Retype the whole listing verbatim and keep the pictures out of it.

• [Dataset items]
-.-.-

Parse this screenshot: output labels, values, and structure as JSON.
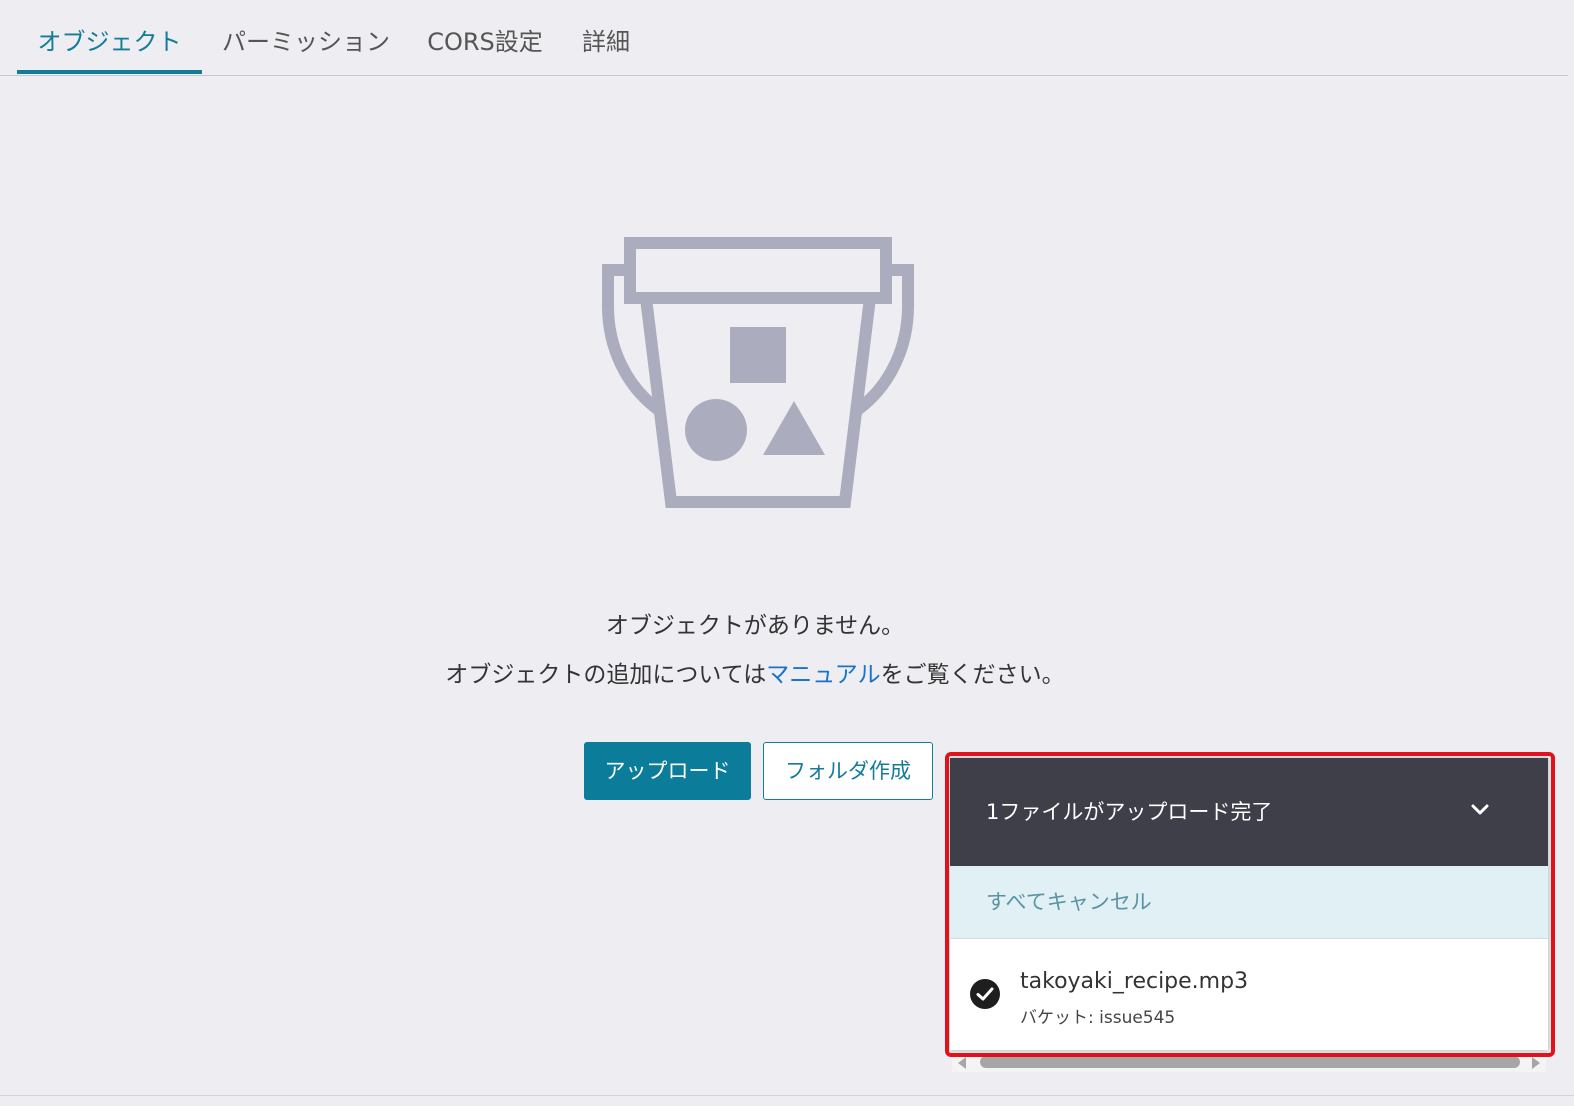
{
  "tabs": [
    {
      "label": "オブジェクト",
      "active": true
    },
    {
      "label": "パーミッション",
      "active": false
    },
    {
      "label": "CORS設定",
      "active": false
    },
    {
      "label": "詳細",
      "active": false
    }
  ],
  "empty_state": {
    "icon": "bucket-icon",
    "title": "オブジェクトがありません。",
    "desc_before": "オブジェクトの追加については",
    "desc_link": "マニュアル",
    "desc_after": "をご覧ください。"
  },
  "buttons": {
    "upload": "アップロード",
    "create_folder": "フォルダ作成"
  },
  "upload_panel": {
    "title": "1ファイルがアップロード完了",
    "cancel_all": "すべてキャンセル",
    "files": [
      {
        "name": "takoyaki_recipe.mp3",
        "bucket": "バケット: issue545",
        "status_icon": "check-circle-icon"
      }
    ]
  },
  "colors": {
    "accent": "#147c99",
    "primary_button": "#0b7d9b",
    "link": "#1a73c9",
    "panel_header": "#3e3f49",
    "highlight": "#e0121b",
    "icon_gray": "#abacbd"
  }
}
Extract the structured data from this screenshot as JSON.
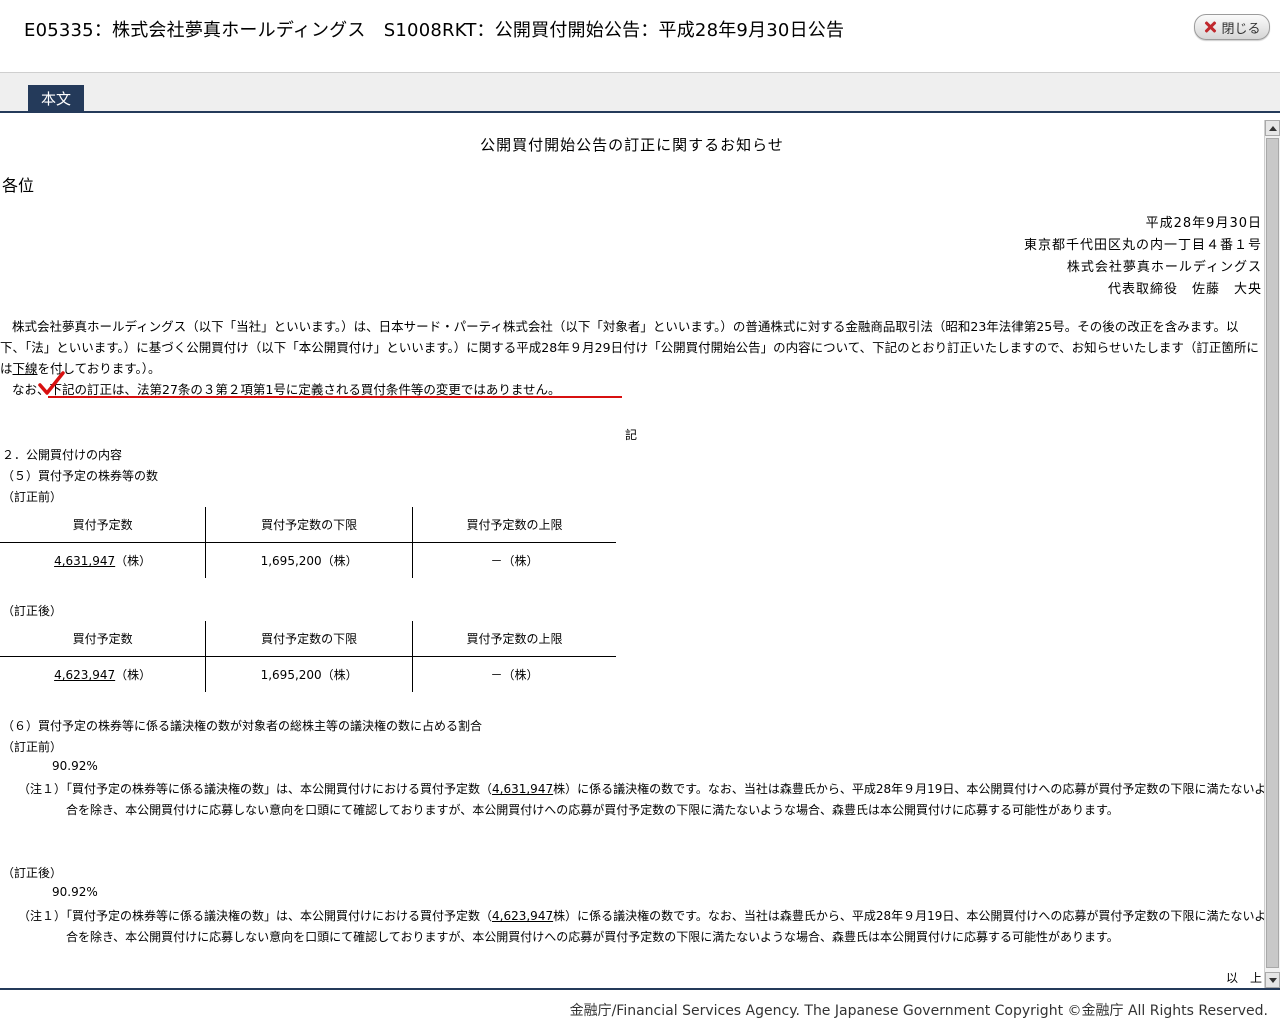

-.-.-

• [TASK RESPONSE]
Parse this screenshot: output labels, values, and structure as JSON.
{
  "tabs": [
    {
      "label": "オブジェクト",
      "active": true
    },
    {
      "label": "パーミッション",
      "active": false
    },
    {
      "label": "CORS設定",
      "active": false
    },
    {
      "label": "詳細",
      "active": false
    }
  ],
  "empty_state": {
    "icon": "bucket-icon",
    "title": "オブジェクトがありません。",
    "desc_before": "オブジェクトの追加については",
    "desc_link": "マニュアル",
    "desc_after": "をご覧ください。"
  },
  "buttons": {
    "upload": "アップロード",
    "create_folder": "フォルダ作成"
  },
  "upload_panel": {
    "title": "1ファイルがアップロード完了",
    "cancel_all": "すべてキャンセル",
    "files": [
      {
        "name": "takoyaki_recipe.mp3",
        "bucket": "バケット: issue545",
        "status_icon": "check-circle-icon"
      }
    ]
  },
  "colors": {
    "accent": "#147c99",
    "primary_button": "#0b7d9b",
    "link": "#1a73c9",
    "panel_header": "#3e3f49",
    "highlight": "#e0121b",
    "icon_gray": "#abacbd"
  }
}
Extract the structured data from this screenshot as JSON.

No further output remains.